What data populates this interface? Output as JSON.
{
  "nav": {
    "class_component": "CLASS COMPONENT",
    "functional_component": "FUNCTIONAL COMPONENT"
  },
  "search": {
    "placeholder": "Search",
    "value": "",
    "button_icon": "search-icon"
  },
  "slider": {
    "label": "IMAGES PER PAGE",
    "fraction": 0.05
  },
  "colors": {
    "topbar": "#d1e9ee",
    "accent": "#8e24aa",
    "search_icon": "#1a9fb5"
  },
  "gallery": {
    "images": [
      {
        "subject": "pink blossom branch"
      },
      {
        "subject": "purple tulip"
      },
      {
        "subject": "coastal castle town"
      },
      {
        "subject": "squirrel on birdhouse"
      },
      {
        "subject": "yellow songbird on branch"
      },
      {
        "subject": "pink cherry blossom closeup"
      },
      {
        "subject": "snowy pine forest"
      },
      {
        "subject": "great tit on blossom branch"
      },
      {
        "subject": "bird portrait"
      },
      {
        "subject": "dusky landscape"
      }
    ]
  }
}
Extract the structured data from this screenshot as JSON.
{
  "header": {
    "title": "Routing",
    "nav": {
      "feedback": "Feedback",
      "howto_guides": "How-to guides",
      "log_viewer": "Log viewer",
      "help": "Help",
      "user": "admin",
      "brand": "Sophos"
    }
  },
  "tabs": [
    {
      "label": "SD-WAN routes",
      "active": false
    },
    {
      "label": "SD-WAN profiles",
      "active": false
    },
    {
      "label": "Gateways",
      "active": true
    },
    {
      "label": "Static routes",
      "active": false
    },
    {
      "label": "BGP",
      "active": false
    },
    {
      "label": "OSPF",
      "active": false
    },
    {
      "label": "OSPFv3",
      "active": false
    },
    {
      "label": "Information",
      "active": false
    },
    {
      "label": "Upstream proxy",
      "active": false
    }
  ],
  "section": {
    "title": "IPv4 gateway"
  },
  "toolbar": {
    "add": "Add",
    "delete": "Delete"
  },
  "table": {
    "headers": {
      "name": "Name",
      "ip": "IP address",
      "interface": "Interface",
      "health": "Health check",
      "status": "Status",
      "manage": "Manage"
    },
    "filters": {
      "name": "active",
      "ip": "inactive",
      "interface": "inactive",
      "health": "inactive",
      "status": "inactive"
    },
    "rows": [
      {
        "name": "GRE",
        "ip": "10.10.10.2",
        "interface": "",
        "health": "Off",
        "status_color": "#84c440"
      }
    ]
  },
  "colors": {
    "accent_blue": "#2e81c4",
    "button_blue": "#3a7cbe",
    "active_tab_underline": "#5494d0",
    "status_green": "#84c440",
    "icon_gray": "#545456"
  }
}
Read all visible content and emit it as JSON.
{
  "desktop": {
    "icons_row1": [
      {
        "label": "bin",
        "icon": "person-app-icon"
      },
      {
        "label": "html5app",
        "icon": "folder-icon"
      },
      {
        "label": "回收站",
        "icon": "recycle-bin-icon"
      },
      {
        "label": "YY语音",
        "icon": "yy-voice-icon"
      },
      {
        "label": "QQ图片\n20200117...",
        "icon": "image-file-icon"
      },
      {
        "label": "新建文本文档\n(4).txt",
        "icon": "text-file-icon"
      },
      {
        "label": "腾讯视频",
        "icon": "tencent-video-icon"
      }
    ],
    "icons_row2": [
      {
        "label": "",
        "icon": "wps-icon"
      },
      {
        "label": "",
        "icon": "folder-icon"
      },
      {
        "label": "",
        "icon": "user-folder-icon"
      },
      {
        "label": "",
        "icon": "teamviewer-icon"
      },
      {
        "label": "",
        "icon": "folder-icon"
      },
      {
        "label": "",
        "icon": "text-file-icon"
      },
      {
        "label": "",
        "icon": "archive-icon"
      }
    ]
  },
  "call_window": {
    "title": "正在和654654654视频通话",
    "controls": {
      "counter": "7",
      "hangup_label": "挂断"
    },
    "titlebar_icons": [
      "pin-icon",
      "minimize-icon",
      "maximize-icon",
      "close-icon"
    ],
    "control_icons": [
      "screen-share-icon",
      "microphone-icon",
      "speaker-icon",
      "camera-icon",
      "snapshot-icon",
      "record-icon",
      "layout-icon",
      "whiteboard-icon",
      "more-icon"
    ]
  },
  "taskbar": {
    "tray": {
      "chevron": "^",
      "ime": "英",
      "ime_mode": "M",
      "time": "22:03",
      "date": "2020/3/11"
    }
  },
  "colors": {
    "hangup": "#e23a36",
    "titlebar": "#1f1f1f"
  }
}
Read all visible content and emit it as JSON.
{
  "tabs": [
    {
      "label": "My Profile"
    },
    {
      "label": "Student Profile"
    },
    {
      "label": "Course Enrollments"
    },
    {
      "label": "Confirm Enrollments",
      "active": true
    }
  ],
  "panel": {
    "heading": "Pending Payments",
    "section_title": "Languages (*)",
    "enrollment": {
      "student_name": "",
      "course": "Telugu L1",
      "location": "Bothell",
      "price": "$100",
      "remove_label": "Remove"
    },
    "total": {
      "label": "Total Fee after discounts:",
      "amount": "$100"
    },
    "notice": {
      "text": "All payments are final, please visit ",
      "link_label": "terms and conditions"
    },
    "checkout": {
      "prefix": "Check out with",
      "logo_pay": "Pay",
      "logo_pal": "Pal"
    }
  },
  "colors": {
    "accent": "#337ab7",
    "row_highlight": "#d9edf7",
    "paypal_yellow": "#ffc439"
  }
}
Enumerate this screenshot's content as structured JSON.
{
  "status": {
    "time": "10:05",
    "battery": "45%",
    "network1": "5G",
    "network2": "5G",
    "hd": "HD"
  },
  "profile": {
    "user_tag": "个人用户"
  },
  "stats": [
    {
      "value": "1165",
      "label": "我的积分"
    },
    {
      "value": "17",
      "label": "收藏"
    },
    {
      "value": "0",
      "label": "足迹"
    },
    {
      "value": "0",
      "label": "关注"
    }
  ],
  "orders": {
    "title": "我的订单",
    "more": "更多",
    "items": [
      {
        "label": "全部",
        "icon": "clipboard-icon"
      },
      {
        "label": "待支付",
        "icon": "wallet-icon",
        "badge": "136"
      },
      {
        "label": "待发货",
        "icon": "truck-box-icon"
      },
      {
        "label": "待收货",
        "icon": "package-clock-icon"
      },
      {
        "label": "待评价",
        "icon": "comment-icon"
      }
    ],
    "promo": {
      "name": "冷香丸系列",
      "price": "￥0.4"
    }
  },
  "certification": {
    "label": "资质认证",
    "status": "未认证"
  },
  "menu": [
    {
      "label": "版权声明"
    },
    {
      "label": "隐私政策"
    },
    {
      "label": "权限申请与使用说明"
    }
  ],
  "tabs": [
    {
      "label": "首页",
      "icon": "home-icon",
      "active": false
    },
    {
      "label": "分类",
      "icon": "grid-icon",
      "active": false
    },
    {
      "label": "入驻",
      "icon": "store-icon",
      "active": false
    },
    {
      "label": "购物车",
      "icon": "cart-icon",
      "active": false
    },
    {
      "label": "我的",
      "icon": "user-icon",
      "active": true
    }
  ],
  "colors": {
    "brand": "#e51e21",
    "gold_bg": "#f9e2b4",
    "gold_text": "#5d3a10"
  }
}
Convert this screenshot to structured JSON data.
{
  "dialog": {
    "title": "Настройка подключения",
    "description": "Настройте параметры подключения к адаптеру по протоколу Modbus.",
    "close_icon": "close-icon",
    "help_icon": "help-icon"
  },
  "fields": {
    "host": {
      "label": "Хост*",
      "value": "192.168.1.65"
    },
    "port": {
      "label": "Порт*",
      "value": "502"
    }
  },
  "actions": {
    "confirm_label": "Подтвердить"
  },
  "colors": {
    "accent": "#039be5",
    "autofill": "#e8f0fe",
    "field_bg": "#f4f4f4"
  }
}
★ ★ ★
Copy out the data shown above without altering anything.

What data populates this interface? Output as JSON.
{
  "nav": {
    "class_component": "CLASS COMPONENT",
    "functional_component": "FUNCTIONAL COMPONENT"
  },
  "search": {
    "placeholder": "Search",
    "value": "",
    "button_icon": "search-icon"
  },
  "slider": {
    "label": "IMAGES PER PAGE",
    "fraction": 0.05
  },
  "colors": {
    "topbar": "#d1e9ee",
    "accent": "#8e24aa",
    "search_icon": "#1a9fb5"
  },
  "gallery": {
    "images": [
      {
        "subject": "pink blossom branch"
      },
      {
        "subject": "purple tulip"
      },
      {
        "subject": "coastal castle town"
      },
      {
        "subject": "squirrel on birdhouse"
      },
      {
        "subject": "yellow songbird on branch"
      },
      {
        "subject": "pink cherry blossom closeup"
      },
      {
        "subject": "snowy pine forest"
      },
      {
        "subject": "great tit on blossom branch"
      },
      {
        "subject": "bird portrait"
      },
      {
        "subject": "dusky landscape"
      }
    ]
  }
}
Extract the structured data from this screenshot as JSON.
{
  "header": {
    "title": "Routing",
    "nav": {
      "feedback": "Feedback",
      "howto_guides": "How-to guides",
      "log_viewer": "Log viewer",
      "help": "Help",
      "user": "admin",
      "brand": "Sophos"
    }
  },
  "tabs": [
    {
      "label": "SD-WAN routes",
      "active": false
    },
    {
      "label": "SD-WAN profiles",
      "active": false
    },
    {
      "label": "Gateways",
      "active": true
    },
    {
      "label": "Static routes",
      "active": false
    },
    {
      "label": "BGP",
      "active": false
    },
    {
      "label": "OSPF",
      "active": false
    },
    {
      "label": "OSPFv3",
      "active": false
    },
    {
      "label": "Information",
      "active": false
    },
    {
      "label": "Upstream proxy",
      "active": false
    }
  ],
  "section": {
    "title": "IPv4 gateway"
  },
  "toolbar": {
    "add": "Add",
    "delete": "Delete"
  },
  "table": {
    "headers": {
      "name": "Name",
      "ip": "IP address",
      "interface": "Interface",
      "health": "Health check",
      "status": "Status",
      "manage": "Manage"
    },
    "filters": {
      "name": "active",
      "ip": "inactive",
      "interface": "inactive",
      "health": "inactive",
      "status": "inactive"
    },
    "rows": [
      {
        "name": "GRE",
        "ip": "10.10.10.2",
        "interface": "",
        "health": "Off",
        "status_color": "#84c440"
      }
    ]
  },
  "colors": {
    "accent_blue": "#2e81c4",
    "button_blue": "#3a7cbe",
    "active_tab_underline": "#5494d0",
    "status_green": "#84c440",
    "icon_gray": "#545456"
  }
}
Read all visible content and emit it as JSON.
{
  "desktop": {
    "icons_row1": [
      {
        "label": "bin",
        "icon": "person-app-icon"
      },
      {
        "label": "html5app",
        "icon": "folder-icon"
      },
      {
        "label": "回收站",
        "icon": "recycle-bin-icon"
      },
      {
        "label": "YY语音",
        "icon": "yy-voice-icon"
      },
      {
        "label": "QQ图片\n20200117...",
        "icon": "image-file-icon"
      },
      {
        "label": "新建文本文档\n(4).txt",
        "icon": "text-file-icon"
      },
      {
        "label": "腾讯视频",
        "icon": "tencent-video-icon"
      }
    ],
    "icons_row2": [
      {
        "label": "",
        "icon": "wps-icon"
      },
      {
        "label": "",
        "icon": "folder-icon"
      },
      {
        "label": "",
        "icon": "user-folder-icon"
      },
      {
        "label": "",
        "icon": "teamviewer-icon"
      },
      {
        "label": "",
        "icon": "folder-icon"
      },
      {
        "label": "",
        "icon": "text-file-icon"
      },
      {
        "label": "",
        "icon": "archive-icon"
      }
    ]
  },
  "call_window": {
    "title": "正在和654654654视频通话",
    "controls": {
      "counter": "7",
      "hangup_label": "挂断"
    },
    "titlebar_icons": [
      "pin-icon",
      "minimize-icon",
      "maximize-icon",
      "close-icon"
    ],
    "control_icons": [
      "screen-share-icon",
      "microphone-icon",
      "speaker-icon",
      "camera-icon",
      "snapshot-icon",
      "record-icon",
      "layout-icon",
      "whiteboard-icon",
      "more-icon"
    ]
  },
  "taskbar": {
    "tray": {
      "chevron": "^",
      "ime": "英",
      "ime_mode": "M",
      "time": "22:03",
      "date": "2020/3/11"
    }
  },
  "colors": {
    "hangup": "#e23a36",
    "titlebar": "#1f1f1f"
  }
}
Read all visible content and emit it as JSON.
{
  "tabs": [
    {
      "label": "My Profile"
    },
    {
      "label": "Student Profile"
    },
    {
      "label": "Course Enrollments"
    },
    {
      "label": "Confirm Enrollments",
      "active": true
    }
  ],
  "panel": {
    "heading": "Pending Payments",
    "section_title": "Languages (*)",
    "enrollment": {
      "student_name": "",
      "course": "Telugu L1",
      "location": "Bothell",
      "price": "$100",
      "remove_label": "Remove"
    },
    "total": {
      "label": "Total Fee after discounts:",
      "amount": "$100"
    },
    "notice": {
      "text": "All payments are final, please visit ",
      "link_label": "terms and conditions"
    },
    "checkout": {
      "prefix": "Check out with",
      "logo_pay": "Pay",
      "logo_pal": "Pal"
    }
  },
  "colors": {
    "accent": "#337ab7",
    "row_highlight": "#d9edf7",
    "paypal_yellow": "#ffc439"
  }
}
Enumerate this screenshot's content as structured JSON.
{
  "status": {
    "time": "10:05",
    "battery": "45%",
    "network1": "5G",
    "network2": "5G",
    "hd": "HD"
  },
  "profile": {
    "user_tag": "个人用户"
  },
  "stats": [
    {
      "value": "1165",
      "label": "我的积分"
    },
    {
      "value": "17",
      "label": "收藏"
    },
    {
      "value": "0",
      "label": "足迹"
    },
    {
      "value": "0",
      "label": "关注"
    }
  ],
  "orders": {
    "title": "我的订单",
    "more": "更多",
    "items": [
      {
        "label": "全部",
        "icon": "clipboard-icon"
      },
      {
        "label": "待支付",
        "icon": "wallet-icon",
        "badge": "136"
      },
      {
        "label": "待发货",
        "icon": "truck-box-icon"
      },
      {
        "label": "待收货",
        "icon": "package-clock-icon"
      },
      {
        "label": "待评价",
        "icon": "comment-icon"
      }
    ],
    "promo": {
      "name": "冷香丸系列",
      "price": "￥0.4"
    }
  },
  "certification": {
    "label": "资质认证",
    "status": "未认证"
  },
  "menu": [
    {
      "label": "版权声明"
    },
    {
      "label": "隐私政策"
    },
    {
      "label": "权限申请与使用说明"
    }
  ],
  "tabs": [
    {
      "label": "首页",
      "icon": "home-icon",
      "active": false
    },
    {
      "label": "分类",
      "icon": "grid-icon",
      "active": false
    },
    {
      "label": "入驻",
      "icon": "store-icon",
      "active": false
    },
    {
      "label": "购物车",
      "icon": "cart-icon",
      "active": false
    },
    {
      "label": "我的",
      "icon": "user-icon",
      "active": true
    }
  ],
  "colors": {
    "brand": "#e51e21",
    "gold_bg": "#f9e2b4",
    "gold_text": "#5d3a10"
  }
}
Convert this screenshot to structured JSON data.
{
  "dialog": {
    "title": "Настройка подключения",
    "description": "Настройте параметры подключения к адаптеру по протоколу Modbus.",
    "close_icon": "close-icon",
    "help_icon": "help-icon"
  },
  "fields": {
    "host": {
      "label": "Хост*",
      "value": "192.168.1.65"
    },
    "port": {
      "label": "Порт*",
      "value": "502"
    }
  },
  "actions": {
    "confirm_label": "Подтвердить"
  },
  "colors": {
    "accent": "#039be5",
    "autofill": "#e8f0fe",
    "field_bg": "#f4f4f4"
  }
}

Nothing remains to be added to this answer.